Aim: Show each line that has the string "output" in it.

The data:
* Start *
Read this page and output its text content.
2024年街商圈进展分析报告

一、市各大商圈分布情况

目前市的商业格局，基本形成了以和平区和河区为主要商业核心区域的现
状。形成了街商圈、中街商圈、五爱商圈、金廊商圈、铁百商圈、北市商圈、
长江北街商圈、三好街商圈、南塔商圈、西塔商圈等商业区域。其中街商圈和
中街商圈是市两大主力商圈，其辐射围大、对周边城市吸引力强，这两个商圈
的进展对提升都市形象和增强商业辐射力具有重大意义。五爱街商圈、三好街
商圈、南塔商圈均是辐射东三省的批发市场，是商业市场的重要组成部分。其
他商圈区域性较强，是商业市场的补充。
* End *
* Start *
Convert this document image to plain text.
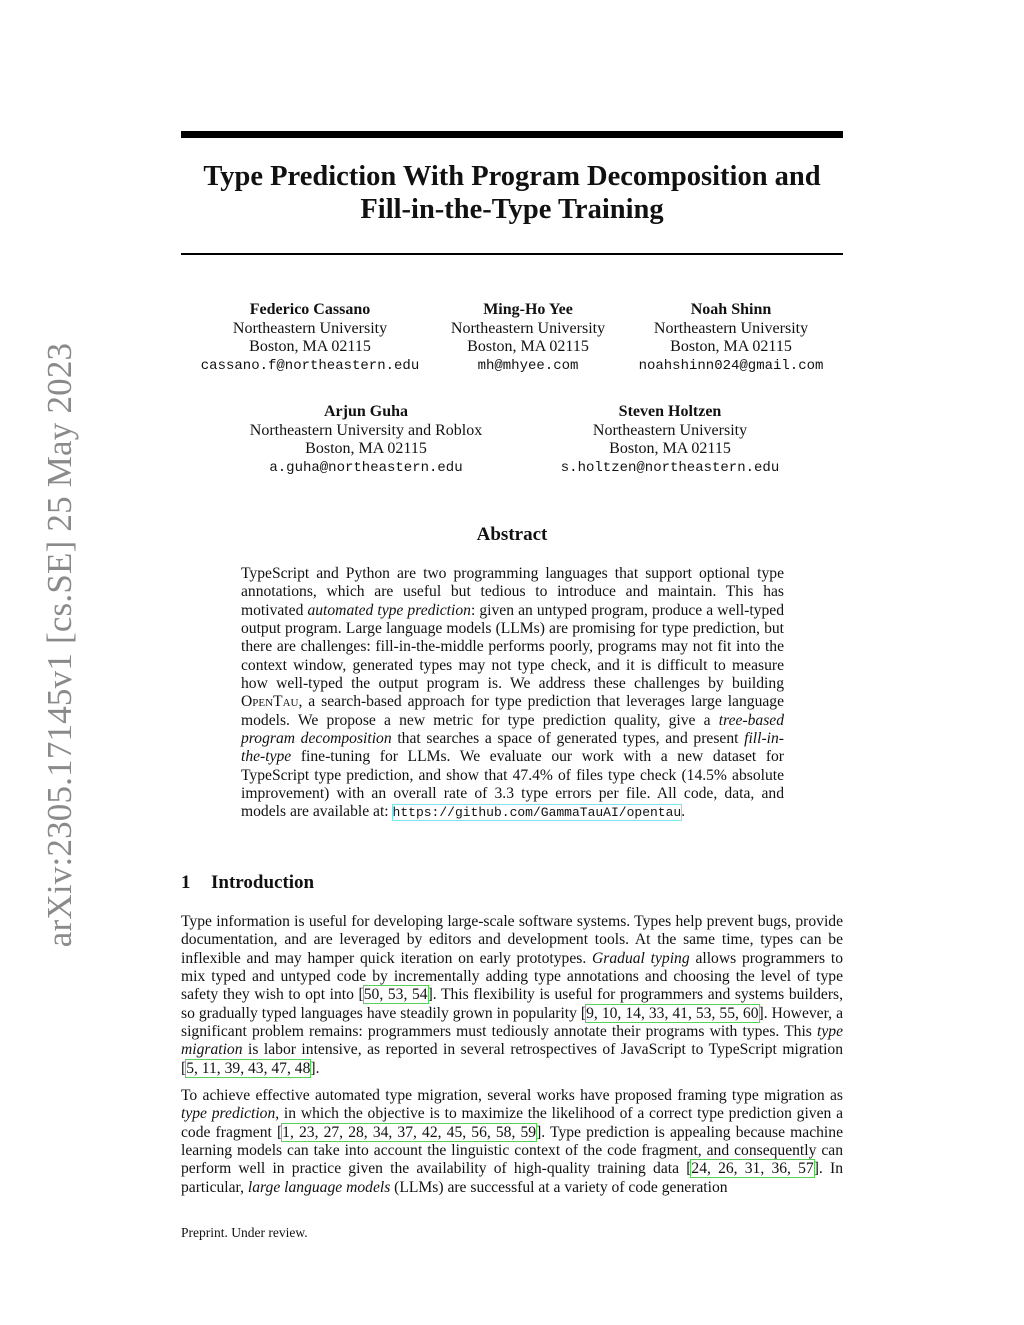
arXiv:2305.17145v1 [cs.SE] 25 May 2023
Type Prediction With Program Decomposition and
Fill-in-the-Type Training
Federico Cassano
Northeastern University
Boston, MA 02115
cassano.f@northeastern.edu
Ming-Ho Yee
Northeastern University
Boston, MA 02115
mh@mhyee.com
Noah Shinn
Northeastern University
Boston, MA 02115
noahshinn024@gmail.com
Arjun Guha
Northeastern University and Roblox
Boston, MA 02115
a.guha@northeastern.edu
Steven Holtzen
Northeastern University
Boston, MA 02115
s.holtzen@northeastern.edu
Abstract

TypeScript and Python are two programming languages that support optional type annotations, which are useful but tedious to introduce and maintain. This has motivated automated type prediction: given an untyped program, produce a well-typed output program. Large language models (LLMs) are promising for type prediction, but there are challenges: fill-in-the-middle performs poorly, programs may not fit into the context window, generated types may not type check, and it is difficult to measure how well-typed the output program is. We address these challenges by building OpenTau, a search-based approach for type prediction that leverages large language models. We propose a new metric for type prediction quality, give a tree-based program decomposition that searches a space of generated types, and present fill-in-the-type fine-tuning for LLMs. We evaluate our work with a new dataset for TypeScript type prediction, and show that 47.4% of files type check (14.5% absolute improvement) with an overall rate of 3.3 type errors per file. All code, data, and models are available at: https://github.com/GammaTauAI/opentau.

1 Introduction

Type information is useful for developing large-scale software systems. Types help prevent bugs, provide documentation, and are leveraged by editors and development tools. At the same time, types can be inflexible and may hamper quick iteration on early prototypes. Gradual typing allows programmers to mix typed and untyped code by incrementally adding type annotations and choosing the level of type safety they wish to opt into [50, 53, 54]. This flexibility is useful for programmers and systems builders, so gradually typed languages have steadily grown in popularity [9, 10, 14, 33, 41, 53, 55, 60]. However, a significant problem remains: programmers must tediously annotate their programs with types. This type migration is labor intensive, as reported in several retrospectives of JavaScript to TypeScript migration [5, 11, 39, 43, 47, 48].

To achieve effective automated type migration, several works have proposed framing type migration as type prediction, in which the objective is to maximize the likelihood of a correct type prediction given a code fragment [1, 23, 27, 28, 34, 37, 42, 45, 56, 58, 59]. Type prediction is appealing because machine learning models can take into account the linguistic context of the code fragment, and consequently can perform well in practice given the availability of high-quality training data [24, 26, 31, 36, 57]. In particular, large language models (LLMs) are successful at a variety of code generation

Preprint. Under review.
* End *
Solution to the problem:
Read this page and output its text content.
TypeScript and Python are two programming languages that support optional type annotations, which are useful but tedious to introduce and maintain. This has motivated automated type prediction: given an untyped program, produce a well-typed output program. Large language models (LLMs) are promising for type prediction, but there are challenges: fill-in-the-middle performs poorly, programs may not fit into the context window, generated types may not type check, and it is difficult to measure how well-typed the output program is. We address these challenges by building OpenTau, a search-based approach for type prediction that leverages large language models. We propose a new metric for type prediction quality, give a tree-based program decomposition that searches a space of generated types, and present fill-in-the-type fine-tuning for LLMs. We evaluate our work with a new dataset for TypeScript type prediction, and show that 47.4% of files type check (14.5% absolute improvement) with an overall rate of 3.3 type errors per file. All code, data, and models are available at: https://github.com/GammaTauAI/opentau.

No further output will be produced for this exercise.